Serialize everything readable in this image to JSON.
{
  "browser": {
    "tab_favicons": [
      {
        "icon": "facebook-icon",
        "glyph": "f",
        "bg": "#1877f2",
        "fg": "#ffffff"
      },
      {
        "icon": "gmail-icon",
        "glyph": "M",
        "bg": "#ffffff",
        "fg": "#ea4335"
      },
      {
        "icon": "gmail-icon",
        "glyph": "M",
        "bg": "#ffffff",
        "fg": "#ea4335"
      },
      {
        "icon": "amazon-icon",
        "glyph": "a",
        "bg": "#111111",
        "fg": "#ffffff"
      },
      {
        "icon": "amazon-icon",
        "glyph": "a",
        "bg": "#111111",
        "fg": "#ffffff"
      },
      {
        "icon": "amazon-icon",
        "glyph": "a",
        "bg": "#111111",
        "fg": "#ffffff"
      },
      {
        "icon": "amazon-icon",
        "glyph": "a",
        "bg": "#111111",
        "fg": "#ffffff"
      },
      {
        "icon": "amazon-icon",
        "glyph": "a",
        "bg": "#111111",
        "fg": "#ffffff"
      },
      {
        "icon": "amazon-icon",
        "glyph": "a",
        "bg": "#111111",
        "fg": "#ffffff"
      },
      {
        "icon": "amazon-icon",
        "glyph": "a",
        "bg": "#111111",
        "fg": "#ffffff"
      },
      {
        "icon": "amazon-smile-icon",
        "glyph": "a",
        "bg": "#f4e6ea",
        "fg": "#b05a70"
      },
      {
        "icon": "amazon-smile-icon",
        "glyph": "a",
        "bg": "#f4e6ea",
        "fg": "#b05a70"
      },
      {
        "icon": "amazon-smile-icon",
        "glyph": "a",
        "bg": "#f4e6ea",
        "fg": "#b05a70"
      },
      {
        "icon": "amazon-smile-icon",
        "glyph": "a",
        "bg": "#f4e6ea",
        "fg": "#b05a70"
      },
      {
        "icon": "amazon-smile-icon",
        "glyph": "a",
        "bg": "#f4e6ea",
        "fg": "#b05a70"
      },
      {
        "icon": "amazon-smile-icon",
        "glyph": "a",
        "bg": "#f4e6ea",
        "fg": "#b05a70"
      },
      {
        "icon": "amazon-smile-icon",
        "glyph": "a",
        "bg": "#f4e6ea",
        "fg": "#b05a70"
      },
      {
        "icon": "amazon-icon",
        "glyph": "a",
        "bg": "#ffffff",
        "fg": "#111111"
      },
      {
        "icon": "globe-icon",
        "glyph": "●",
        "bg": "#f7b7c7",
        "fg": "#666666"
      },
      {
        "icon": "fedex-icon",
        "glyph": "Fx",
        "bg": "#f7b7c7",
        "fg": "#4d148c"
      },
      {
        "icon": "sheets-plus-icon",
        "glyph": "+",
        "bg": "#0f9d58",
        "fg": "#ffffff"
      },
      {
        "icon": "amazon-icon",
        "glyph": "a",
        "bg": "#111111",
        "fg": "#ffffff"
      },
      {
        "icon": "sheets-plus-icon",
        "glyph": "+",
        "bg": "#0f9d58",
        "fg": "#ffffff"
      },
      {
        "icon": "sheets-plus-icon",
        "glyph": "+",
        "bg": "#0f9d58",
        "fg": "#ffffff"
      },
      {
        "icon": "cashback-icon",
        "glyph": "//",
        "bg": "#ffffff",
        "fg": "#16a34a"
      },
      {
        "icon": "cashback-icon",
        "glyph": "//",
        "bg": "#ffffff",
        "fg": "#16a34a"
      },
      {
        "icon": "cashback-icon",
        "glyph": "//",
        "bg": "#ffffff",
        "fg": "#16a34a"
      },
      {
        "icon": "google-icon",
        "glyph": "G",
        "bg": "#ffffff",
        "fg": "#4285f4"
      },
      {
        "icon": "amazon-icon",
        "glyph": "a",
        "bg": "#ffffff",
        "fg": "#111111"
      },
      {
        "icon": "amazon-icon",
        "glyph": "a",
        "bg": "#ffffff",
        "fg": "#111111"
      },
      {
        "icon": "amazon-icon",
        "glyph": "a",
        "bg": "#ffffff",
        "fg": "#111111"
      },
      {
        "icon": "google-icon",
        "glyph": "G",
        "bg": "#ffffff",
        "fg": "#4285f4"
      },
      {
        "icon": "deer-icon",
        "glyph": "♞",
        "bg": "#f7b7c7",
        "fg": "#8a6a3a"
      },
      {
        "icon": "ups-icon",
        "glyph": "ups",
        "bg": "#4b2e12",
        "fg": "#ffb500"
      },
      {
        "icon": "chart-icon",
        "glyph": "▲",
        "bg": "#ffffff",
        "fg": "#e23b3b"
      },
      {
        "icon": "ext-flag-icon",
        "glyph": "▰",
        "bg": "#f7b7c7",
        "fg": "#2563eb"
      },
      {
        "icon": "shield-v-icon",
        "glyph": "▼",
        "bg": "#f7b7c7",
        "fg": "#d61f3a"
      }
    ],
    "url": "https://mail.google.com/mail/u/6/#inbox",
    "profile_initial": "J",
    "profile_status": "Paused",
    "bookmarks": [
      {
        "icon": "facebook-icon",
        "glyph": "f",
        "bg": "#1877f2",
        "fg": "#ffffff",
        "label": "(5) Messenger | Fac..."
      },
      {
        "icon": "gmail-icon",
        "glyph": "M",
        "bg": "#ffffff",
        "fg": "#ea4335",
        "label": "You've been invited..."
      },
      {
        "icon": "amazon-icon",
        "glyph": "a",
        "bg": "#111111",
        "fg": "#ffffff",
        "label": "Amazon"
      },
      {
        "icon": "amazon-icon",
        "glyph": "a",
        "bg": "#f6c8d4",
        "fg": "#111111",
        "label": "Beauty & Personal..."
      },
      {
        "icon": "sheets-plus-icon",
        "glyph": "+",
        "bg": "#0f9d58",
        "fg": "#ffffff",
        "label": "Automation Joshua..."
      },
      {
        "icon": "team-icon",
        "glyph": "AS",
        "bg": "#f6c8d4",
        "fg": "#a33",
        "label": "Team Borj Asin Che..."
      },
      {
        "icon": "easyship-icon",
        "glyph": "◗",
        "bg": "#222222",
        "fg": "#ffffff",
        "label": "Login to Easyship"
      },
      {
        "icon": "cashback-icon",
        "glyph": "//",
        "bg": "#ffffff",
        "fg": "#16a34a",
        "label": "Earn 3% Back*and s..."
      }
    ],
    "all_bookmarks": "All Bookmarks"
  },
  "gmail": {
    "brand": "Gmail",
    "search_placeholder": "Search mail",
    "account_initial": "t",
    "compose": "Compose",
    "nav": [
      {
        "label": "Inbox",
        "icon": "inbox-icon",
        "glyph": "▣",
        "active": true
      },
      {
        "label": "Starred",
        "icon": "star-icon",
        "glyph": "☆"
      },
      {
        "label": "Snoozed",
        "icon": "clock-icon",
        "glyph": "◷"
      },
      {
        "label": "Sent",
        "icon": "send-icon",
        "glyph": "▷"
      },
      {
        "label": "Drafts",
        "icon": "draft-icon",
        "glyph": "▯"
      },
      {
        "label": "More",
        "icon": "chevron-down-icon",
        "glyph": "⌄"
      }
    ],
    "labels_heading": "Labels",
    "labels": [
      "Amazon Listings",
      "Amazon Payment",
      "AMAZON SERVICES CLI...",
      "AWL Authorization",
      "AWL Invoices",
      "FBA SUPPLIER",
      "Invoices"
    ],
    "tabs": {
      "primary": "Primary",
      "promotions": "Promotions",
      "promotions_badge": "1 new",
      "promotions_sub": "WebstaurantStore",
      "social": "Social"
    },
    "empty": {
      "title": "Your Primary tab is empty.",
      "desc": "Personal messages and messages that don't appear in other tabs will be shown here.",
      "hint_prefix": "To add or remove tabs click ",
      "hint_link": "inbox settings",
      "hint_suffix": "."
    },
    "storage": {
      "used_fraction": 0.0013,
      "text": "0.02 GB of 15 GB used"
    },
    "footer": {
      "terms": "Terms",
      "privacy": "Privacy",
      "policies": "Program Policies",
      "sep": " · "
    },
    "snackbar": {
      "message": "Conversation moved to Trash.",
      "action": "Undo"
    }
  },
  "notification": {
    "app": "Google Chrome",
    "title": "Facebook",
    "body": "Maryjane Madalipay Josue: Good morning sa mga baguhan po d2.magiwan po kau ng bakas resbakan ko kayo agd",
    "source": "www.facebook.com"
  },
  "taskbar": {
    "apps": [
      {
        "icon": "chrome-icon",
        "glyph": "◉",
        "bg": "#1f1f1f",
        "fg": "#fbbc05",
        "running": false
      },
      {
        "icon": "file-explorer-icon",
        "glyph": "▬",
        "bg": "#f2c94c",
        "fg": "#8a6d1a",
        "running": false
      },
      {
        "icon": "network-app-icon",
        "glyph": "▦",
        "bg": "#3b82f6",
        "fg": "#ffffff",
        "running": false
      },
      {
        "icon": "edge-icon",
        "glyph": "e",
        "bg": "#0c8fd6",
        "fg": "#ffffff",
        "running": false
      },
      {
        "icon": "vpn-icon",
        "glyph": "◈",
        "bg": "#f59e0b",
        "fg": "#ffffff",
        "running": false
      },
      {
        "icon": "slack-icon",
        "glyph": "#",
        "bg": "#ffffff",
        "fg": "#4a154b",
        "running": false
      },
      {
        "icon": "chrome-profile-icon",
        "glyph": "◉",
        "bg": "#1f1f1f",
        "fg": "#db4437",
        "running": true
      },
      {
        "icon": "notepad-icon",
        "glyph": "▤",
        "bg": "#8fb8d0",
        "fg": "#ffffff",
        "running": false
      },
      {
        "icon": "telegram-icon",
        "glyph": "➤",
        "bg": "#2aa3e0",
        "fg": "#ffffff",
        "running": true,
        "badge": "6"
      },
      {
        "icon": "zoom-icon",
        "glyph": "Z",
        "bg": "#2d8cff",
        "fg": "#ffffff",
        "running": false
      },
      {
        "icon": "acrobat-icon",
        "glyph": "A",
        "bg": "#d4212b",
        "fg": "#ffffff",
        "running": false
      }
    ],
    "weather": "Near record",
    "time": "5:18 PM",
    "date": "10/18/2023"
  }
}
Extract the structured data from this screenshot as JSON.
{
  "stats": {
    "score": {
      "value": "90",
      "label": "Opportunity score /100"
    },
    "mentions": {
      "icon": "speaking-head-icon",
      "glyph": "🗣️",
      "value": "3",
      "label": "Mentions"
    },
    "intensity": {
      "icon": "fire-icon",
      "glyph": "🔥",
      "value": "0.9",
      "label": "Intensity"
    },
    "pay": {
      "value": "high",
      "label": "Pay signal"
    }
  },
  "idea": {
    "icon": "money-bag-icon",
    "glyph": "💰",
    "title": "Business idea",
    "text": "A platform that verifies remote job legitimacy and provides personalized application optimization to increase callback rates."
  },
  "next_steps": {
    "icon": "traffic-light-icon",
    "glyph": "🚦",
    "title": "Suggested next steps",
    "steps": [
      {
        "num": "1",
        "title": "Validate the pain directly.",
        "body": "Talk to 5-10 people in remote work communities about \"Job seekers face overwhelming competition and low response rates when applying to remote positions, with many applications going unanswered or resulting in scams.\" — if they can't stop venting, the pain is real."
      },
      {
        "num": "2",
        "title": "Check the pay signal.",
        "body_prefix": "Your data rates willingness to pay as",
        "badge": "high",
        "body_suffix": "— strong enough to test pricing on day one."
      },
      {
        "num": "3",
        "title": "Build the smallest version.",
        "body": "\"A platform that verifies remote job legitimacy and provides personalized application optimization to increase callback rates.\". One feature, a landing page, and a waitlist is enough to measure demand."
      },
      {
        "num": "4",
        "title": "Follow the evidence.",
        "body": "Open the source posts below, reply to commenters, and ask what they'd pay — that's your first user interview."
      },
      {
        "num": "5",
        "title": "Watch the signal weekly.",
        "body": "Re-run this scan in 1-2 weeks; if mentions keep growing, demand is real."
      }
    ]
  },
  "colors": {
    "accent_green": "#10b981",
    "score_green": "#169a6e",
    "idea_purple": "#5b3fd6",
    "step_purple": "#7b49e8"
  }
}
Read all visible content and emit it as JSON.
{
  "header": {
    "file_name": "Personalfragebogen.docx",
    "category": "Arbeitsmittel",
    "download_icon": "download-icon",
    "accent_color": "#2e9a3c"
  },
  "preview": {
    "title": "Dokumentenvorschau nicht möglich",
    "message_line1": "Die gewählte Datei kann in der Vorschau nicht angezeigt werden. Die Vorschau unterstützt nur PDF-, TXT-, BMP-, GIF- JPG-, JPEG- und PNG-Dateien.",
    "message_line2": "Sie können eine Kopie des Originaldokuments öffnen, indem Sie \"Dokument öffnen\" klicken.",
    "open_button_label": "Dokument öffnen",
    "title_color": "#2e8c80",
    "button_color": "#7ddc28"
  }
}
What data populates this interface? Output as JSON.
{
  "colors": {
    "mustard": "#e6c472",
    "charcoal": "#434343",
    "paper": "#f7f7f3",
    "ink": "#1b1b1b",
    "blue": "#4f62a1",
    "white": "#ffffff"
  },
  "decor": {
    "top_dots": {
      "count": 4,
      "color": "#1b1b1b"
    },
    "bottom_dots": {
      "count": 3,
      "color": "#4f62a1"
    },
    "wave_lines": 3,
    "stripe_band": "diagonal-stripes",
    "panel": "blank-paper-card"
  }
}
- - - -
◆ Written request ◆
Repeat exactly the lines from the line containing "What data populates" through the last line of the records above, including both, and nothing else.

◆ Answer to this exercise ◆
What data populates this interface? Output as JSON.
{
  "colors": {
    "mustard": "#e6c472",
    "charcoal": "#434343",
    "paper": "#f7f7f3",
    "ink": "#1b1b1b",
    "blue": "#4f62a1",
    "white": "#ffffff"
  },
  "decor": {
    "top_dots": {
      "count": 4,
      "color": "#1b1b1b"
    },
    "bottom_dots": {
      "count": 3,
      "color": "#4f62a1"
    },
    "wave_lines": 3,
    "stripe_band": "diagonal-stripes",
    "panel": "blank-paper-card"
  }
}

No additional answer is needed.